SET TASK - Identify each line holding the string "该选项不能达到实验目的" and copy it.

* * *

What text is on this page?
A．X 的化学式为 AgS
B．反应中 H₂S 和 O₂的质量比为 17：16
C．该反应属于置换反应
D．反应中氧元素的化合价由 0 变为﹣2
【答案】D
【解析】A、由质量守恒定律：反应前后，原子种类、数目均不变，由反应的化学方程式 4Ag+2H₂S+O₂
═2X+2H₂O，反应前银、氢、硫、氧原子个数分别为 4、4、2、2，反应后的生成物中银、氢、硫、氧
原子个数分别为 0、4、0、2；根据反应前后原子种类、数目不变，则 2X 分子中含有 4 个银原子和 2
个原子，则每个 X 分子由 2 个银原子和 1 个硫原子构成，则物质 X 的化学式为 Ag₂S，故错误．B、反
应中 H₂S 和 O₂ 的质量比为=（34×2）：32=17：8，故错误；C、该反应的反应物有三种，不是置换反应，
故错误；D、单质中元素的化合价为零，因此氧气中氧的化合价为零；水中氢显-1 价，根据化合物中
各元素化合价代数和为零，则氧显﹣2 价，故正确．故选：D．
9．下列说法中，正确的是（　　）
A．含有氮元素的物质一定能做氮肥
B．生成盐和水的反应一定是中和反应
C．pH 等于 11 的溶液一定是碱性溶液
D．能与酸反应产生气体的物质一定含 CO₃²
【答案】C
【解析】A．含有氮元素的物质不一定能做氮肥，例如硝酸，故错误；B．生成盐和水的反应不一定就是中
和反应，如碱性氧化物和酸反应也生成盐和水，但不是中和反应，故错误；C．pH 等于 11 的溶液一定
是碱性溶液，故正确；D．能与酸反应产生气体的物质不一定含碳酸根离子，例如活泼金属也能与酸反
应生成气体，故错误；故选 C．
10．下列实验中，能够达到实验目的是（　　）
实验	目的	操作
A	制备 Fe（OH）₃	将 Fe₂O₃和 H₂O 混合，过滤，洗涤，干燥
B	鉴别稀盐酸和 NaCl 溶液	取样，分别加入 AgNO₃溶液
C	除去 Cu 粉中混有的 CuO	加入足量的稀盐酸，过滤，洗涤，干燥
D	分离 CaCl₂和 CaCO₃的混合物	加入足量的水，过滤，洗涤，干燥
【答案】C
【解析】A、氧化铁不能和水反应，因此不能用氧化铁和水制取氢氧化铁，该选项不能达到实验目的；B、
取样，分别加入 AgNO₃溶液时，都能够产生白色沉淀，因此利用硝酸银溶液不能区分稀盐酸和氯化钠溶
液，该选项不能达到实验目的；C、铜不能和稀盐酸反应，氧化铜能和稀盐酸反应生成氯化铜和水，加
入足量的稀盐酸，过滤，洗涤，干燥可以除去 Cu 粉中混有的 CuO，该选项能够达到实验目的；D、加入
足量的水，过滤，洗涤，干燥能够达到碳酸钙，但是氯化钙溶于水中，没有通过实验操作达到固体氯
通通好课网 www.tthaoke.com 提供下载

* * *

ANSWER TO THE PROBLEM -
【解析】A、氧化铁不能和水反应，因此不能用氧化铁和水制取氢氧化铁，该选项不能达到实验目的；B、
液，该选项不能达到实验目的；C、铜不能和稀盐酸反应，氧化铜能和稀盐酸反应生成氯化铜和水，加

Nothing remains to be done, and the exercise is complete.